■ **Recorded data**:
▬▬▬

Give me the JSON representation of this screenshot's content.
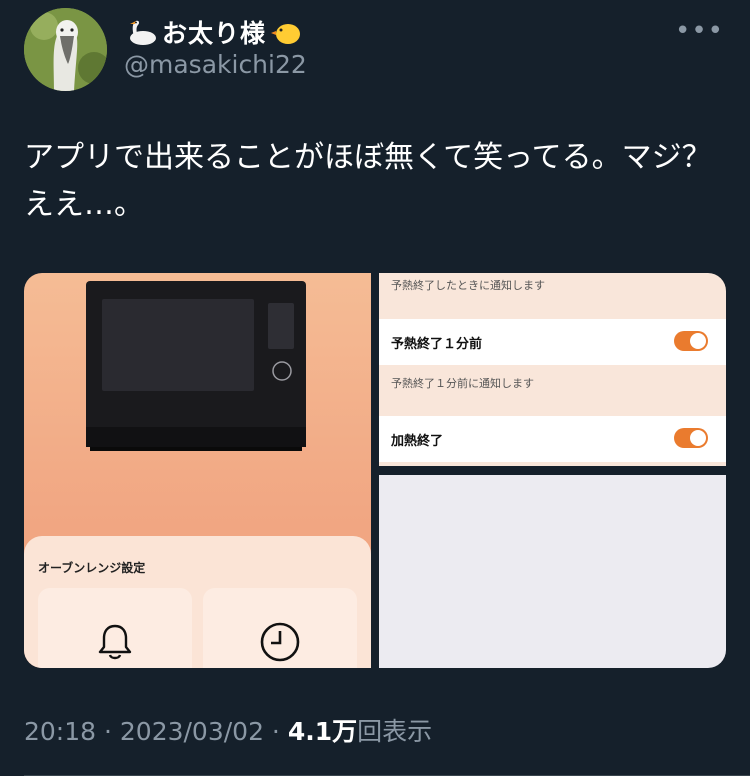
{
  "author": {
    "display_name": "お太り様",
    "handle": "@masakichi22",
    "name_emoji_left": "swan",
    "name_emoji_right": "baby-chick"
  },
  "menu": {
    "more_label": "•••"
  },
  "tweet": {
    "text": "アプリで出来ることがほぼ無くて笑ってる。マジ？\nええ…。"
  },
  "media": {
    "left": {
      "settings_title": "オーブンレンジ設定",
      "tile_icons": [
        "bell-icon",
        "clock-icon"
      ],
      "background_color": "#f3ad87"
    },
    "right": {
      "desc_1": "予熱終了したときに通知します",
      "row_1": {
        "label": "予熱終了１分前",
        "toggle_on": true
      },
      "desc_2": "予熱終了１分前に通知します",
      "row_2": {
        "label": "加熱終了",
        "toggle_on": true
      },
      "toggle_color": "#ea7b2e"
    }
  },
  "meta": {
    "time": "20:18",
    "sep1": " · ",
    "date": "2023/03/02",
    "sep2": " · ",
    "views_count": "4.1万",
    "views_label": "回表示"
  }
}
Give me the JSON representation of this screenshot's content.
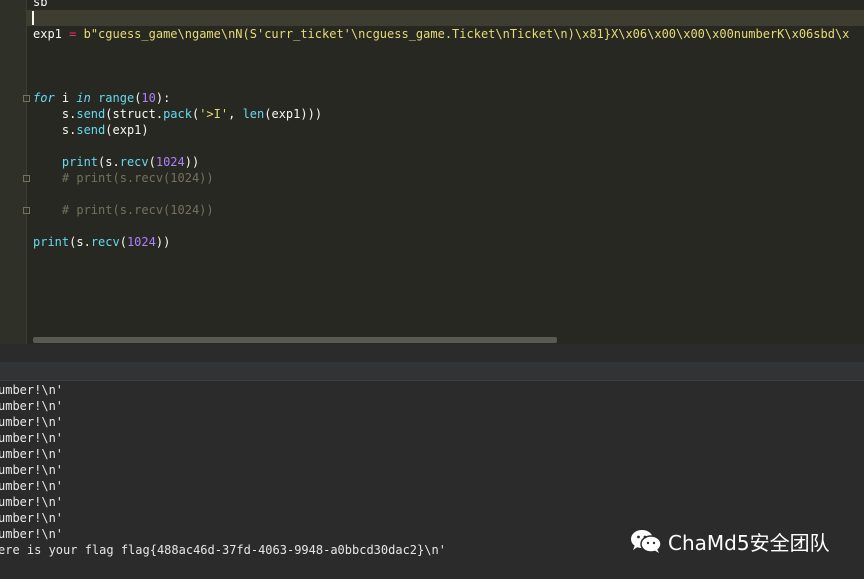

▬▬▬

■ **Required work**: Copy every entry word for word, but omit the pictures.

■ **Correct output**:
Give me the JSON representation of this screenshot's content.
{
  "author": {
    "display_name": "お太り様",
    "handle": "@masakichi22",
    "name_emoji_left": "swan",
    "name_emoji_right": "baby-chick"
  },
  "menu": {
    "more_label": "•••"
  },
  "tweet": {
    "text": "アプリで出来ることがほぼ無くて笑ってる。マジ？\nええ…。"
  },
  "media": {
    "left": {
      "settings_title": "オーブンレンジ設定",
      "tile_icons": [
        "bell-icon",
        "clock-icon"
      ],
      "background_color": "#f3ad87"
    },
    "right": {
      "desc_1": "予熱終了したときに通知します",
      "row_1": {
        "label": "予熱終了１分前",
        "toggle_on": true
      },
      "desc_2": "予熱終了１分前に通知します",
      "row_2": {
        "label": "加熱終了",
        "toggle_on": true
      },
      "toggle_color": "#ea7b2e"
    }
  },
  "meta": {
    "time": "20:18",
    "sep1": " · ",
    "date": "2023/03/02",
    "sep2": " · ",
    "views_count": "4.1万",
    "views_label": "回表示"
  }
}
Give me the JSON representation of this screenshot's content.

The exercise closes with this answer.